WHAT TO PRODUCE: Produce an exact transcription of the listing below, omitting the pictures.

:: EXCERPTED RECORDS ::

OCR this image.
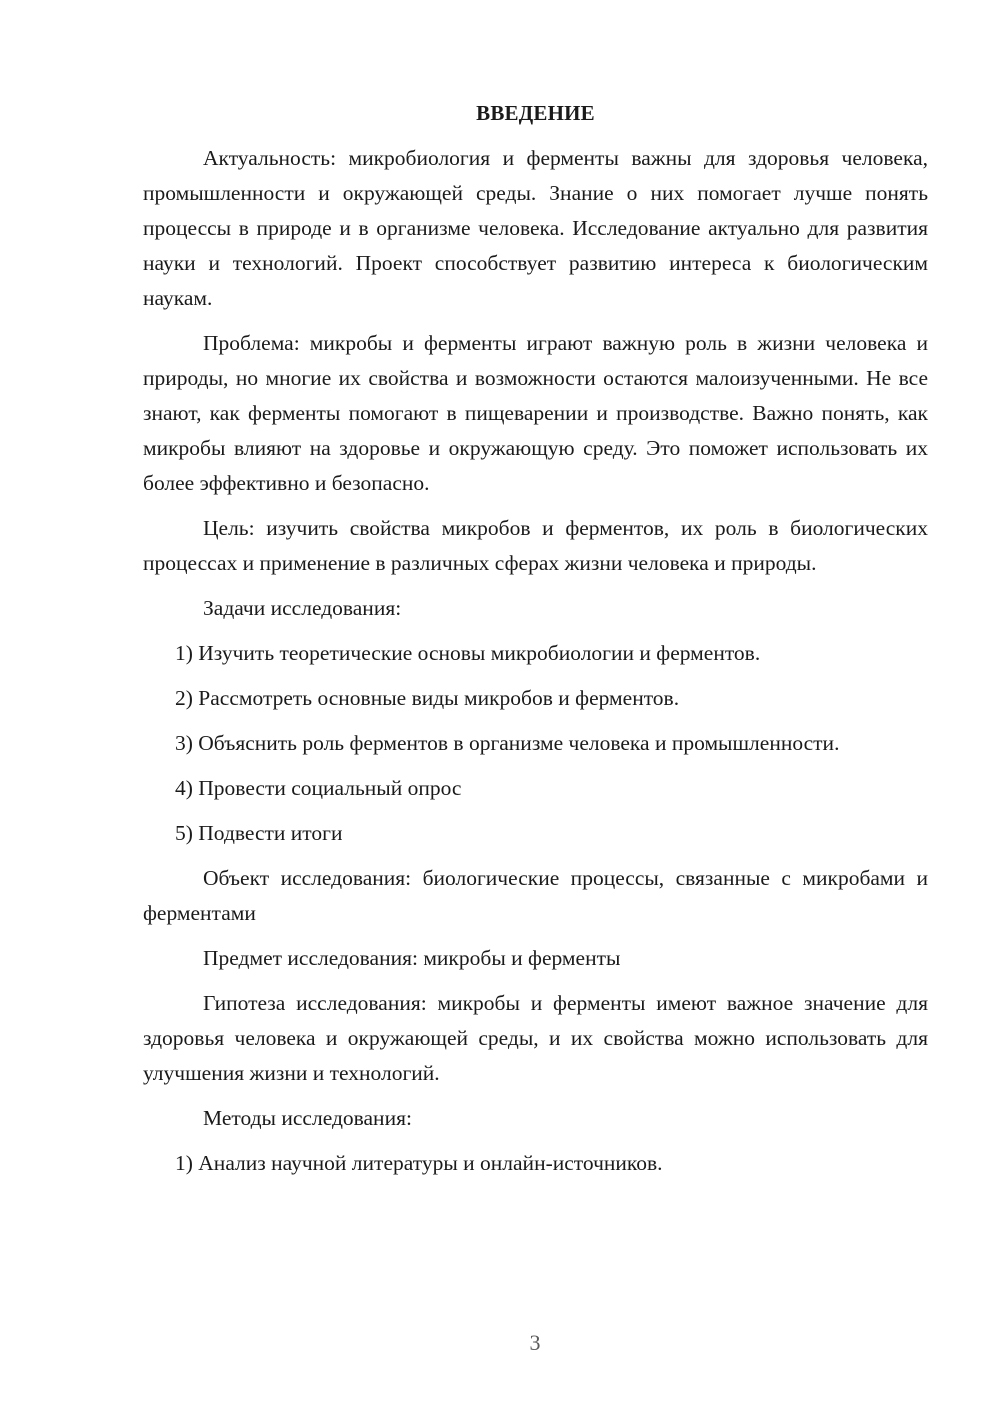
ВВЕДЕНИЕ

Актуальность: микробиология и ферменты важны для здоровья человека, промышленности и окружающей среды. Знание о них помогает лучше понять процессы в природе и в организме человека. Исследование актуально для развития науки и технологий. Проект способствует развитию интереса к биологическим наукам.

Проблема: микробы и ферменты играют важную роль в жизни человека и природы, но многие их свойства и возможности остаются малоизученными. Не все знают, как ферменты помогают в пищеварении и производстве. Важно понять, как микробы влияют на здоровье и окружающую среду. Это поможет использовать их более эффективно и безопасно.

Цель: изучить свойства микробов и ферментов, их роль в биологических процессах и применение в различных сферах жизни человека и природы.

Задачи исследования:

1) Изучить теоретические основы микробиологии и ферментов.

2) Рассмотреть основные виды микробов и ферментов.

3) Объяснить роль ферментов в организме человека и промышленности.

4) Провести социальный опрос

5) Подвести итоги

Объект исследования: биологические процессы, связанные с микробами и ферментами

Предмет исследования: микробы и ферменты

Гипотеза исследования: микробы и ферменты имеют важное значение для здоровья человека и окружающей среды, и их свойства можно использовать для улучшения жизни и технологий.

Методы исследования:

1) Анализ научной литературы и онлайн-источников.

3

:::

FULL SOLUTION:
OCR this image.
ВВЕДЕНИЕ

Актуальность: микробиология и ферменты важны для здоровья человека, промышленности и окружающей среды. Знание о них помогает лучше понять процессы в природе и в организме человека. Исследование актуально для развития науки и технологий. Проект способствует развитию интереса к биологическим наукам.

Проблема: микробы и ферменты играют важную роль в жизни человека и природы, но многие их свойства и возможности остаются малоизученными. Не все знают, как ферменты помогают в пищеварении и производстве. Важно понять, как микробы влияют на здоровье и окружающую среду. Это поможет использовать их более эффективно и безопасно.

Цель: изучить свойства микробов и ферментов, их роль в биологических процессах и применение в различных сферах жизни человека и природы.

Задачи исследования:

1) Изучить теоретические основы микробиологии и ферментов.

2) Рассмотреть основные виды микробов и ферментов.

3) Объяснить роль ферментов в организме человека и промышленности.

4) Провести социальный опрос

5) Подвести итоги

Объект исследования: биологические процессы, связанные с микробами и ферментами

Предмет исследования: микробы и ферменты

Гипотеза исследования: микробы и ферменты имеют важное значение для здоровья человека и окружающей среды, и их свойства можно использовать для улучшения жизни и технологий.

Методы исследования:

1) Анализ научной литературы и онлайн-источников.

3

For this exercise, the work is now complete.